Tanuki-Manga

Tanuki.pl

Wyszukiwarka recenzji

Studio JG

Miłość doda ci skrzydeł

Tom 1
Wydawca: Studio JG (www)
Rok wydania: 2020
ISBN: 978-83-80015-19-7
Liczba stron: 266
Okładka
Dodaj do: Wykop Wykop.pl

Recenzja

Historia opowiedziana w mandze rozgrywa się na górze zamieszkanej przez wszelkiej maści bóstwa, których celem bycia tam jest, jak się wydaje, po prostu bycie tam. Usługują im, dbając, by nie skaziła ich ciemność, skrzydlaci słudzy. Jednym z nich jest Shin – chłopak o złotym sercu, lekkomyślnym i narwanym charakterze oraz niewykształconych skrzydłach, które nie pozwalają mu latać. Mimo to pewnego dnia udaje mu się w końcu dostać na wymarzoną służbę – u bóstwa z ostatniej, najniższej góry, puchatego i bezimiennego. W dodatku, jak się okazuje, dysponującego pewną niezwykłą mocą… oraz potrafiącego przyjmować ludzką postać. Shin nadaje mu imię Baku i zaprzyjaźnia się z nim coraz bardziej, lecz oto ciemność zaczyna pochłaniać kolejne obszary góry i zagrażać jej mieszkańcom, a nawet najwyższemu władcy. Tymczasem dręczące Shina dziwne uczucie doprowadza go, przy pomocy pewnej uroczej bogini, do odkrycia, że część jego wspomnień z dzieciństwa została celowo wymazana, a on i Baku już się kiedyś spotkali – i pokochali.

**Treść zadania:**
Dopisz dalszą część recenzji mangi „Miłość doda ci skrzydeł”, zaczynając od miejsca po jej ostatnim zdaniu.

**Wpisy z danymi:**
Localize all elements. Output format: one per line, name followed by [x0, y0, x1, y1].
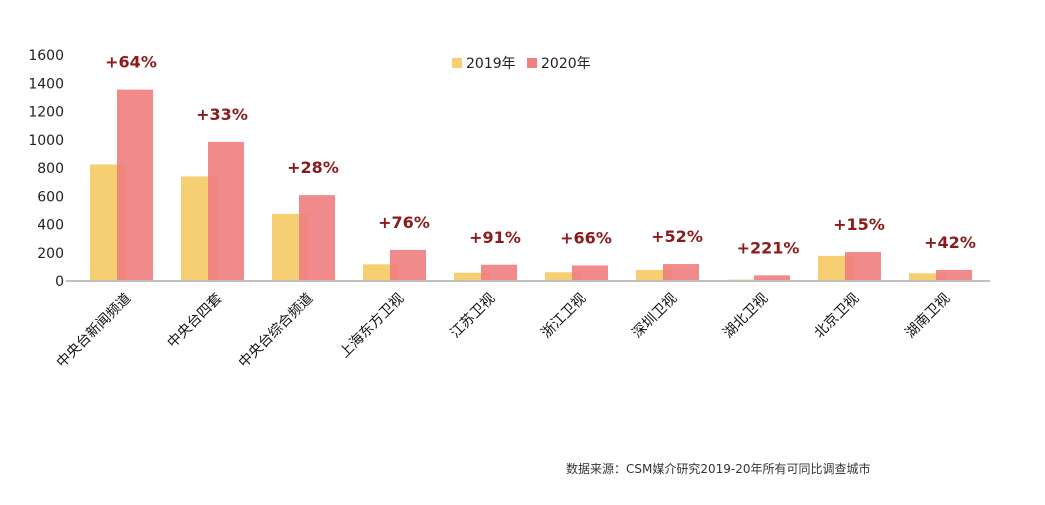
* * *
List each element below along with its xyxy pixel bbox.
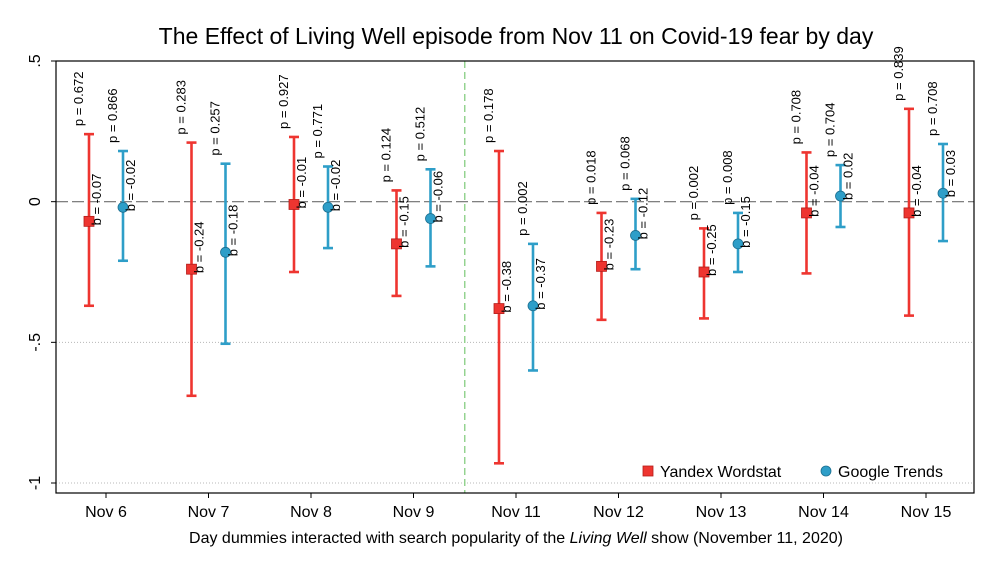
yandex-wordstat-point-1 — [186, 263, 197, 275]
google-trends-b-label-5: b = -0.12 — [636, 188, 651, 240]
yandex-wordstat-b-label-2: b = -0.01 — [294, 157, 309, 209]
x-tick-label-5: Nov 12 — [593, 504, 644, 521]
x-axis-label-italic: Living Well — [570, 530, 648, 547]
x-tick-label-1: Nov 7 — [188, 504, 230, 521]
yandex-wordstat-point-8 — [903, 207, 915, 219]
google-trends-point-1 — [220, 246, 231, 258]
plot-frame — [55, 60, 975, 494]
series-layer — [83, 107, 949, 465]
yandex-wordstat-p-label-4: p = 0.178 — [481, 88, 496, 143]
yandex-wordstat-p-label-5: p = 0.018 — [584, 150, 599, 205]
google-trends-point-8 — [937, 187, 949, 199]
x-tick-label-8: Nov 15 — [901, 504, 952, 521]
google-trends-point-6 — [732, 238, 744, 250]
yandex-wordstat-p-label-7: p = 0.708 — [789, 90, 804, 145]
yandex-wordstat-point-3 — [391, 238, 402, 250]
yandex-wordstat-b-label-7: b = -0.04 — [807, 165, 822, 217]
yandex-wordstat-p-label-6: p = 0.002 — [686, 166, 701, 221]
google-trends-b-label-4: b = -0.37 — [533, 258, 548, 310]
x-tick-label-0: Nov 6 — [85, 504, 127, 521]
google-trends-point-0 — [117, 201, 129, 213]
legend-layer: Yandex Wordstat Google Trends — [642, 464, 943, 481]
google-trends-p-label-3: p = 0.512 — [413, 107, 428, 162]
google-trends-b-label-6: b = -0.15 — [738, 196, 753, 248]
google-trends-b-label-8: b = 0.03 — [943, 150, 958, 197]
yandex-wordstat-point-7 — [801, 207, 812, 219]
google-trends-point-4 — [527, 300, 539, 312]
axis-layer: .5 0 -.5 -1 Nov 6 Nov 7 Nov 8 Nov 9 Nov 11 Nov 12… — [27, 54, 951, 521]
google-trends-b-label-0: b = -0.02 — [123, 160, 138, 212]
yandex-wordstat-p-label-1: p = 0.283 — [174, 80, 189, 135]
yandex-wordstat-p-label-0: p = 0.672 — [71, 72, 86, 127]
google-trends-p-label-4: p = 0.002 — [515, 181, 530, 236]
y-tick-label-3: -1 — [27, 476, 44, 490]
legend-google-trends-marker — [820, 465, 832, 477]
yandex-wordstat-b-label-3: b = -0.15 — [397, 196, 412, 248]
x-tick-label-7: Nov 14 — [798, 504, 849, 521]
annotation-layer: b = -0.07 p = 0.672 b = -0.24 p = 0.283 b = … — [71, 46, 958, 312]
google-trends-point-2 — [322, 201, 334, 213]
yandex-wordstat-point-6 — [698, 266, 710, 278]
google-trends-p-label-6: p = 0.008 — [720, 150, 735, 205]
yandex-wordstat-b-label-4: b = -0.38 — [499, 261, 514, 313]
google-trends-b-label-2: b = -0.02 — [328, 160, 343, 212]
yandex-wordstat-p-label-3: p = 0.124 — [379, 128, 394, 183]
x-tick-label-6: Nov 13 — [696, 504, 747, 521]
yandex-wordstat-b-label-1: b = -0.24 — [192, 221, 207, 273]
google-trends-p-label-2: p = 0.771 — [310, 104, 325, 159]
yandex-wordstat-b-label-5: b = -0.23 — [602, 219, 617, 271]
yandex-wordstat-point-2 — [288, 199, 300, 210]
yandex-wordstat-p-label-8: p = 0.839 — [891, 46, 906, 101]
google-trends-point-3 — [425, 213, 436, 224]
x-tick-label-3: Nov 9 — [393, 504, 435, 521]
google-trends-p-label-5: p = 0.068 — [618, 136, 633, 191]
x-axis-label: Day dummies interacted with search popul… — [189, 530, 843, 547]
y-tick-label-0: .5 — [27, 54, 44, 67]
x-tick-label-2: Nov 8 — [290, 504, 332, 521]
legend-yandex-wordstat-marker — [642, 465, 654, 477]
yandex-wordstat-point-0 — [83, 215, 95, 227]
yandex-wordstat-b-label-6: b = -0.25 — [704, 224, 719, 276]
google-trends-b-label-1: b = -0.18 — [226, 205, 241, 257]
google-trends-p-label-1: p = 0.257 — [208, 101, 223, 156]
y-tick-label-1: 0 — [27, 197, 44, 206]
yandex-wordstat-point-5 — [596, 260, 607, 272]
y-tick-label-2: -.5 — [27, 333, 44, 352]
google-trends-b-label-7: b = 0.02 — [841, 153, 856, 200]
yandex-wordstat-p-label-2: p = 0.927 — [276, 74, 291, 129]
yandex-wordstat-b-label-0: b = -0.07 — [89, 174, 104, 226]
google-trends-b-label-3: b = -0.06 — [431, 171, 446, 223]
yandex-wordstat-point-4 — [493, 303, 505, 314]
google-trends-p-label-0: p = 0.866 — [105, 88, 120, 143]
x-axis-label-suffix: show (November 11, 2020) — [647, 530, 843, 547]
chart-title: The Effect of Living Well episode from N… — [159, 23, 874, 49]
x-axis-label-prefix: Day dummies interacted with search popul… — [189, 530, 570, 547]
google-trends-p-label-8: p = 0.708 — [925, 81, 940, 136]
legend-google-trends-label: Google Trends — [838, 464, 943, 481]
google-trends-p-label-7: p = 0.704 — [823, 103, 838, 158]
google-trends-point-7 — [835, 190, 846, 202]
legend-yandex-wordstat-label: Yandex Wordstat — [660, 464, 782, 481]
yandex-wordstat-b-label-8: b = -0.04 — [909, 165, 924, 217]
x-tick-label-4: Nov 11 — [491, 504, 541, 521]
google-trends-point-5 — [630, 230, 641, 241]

**Rozwiązanie zadania:**
Oprócz głównych bohaterów w mandze pojawia się i odgrywa większą rolę jeszcze kilka postaci. Wszystkie rysowane są zgrabnie i zwyczajnie ładne, widać, że autorka ma już wyrobiony warsztat. Może tylko profile wyglądają nieco dziwnie, ale to raczej maniera niż niedoróbka. Nie brakuje szarości i czerni (za to właściwie nie ma rastrów), wypełnienia tła rysunkami, a kadry są dynamiczne i ożywiają komiks, który przy przeglądaniu sprawia wręcz wrażenie historii przygodowej. Natomiast jest to manga z gatunku BL, i to bardzo grzeczna; raptem dwa pocałunki i tylko w bonusie pojawia się śmielsza sugestia, że związek bohaterów będzie mieć także aspekt fizyczny. Ale i to utrzymane jest raczej w tonacji humorystycznej i bardzo lekkiej.

Ponadprzeciętnie gruby tom zawiera sześć rozdziałów, a opowieść przeplatana jest reminiscencjami i wspomnieniami. Otwiera go tylko jedna kolorowa kartka z ilustracją oraz spisem treści na odwrocie; zamyka bonusowa historyjka i kilka słów od autorki oraz, oczywiście, stopka wydawcy. Również na okładce pod obwolutą kryją się dwie króciutkie opowiastki. Papier jest biały, druk wyraźny; grubość mangi i mocno oszczędnościowe marginesy wewnętrzne sprawiają, że czasem trzeba się wysilić, żeby ją rozchylić. Paginacja występuje sporadycznie, ale skrzydełko okładki sprawdziło się jako zakładka. Bo i może to być czytadło nawet na dwa wieczory.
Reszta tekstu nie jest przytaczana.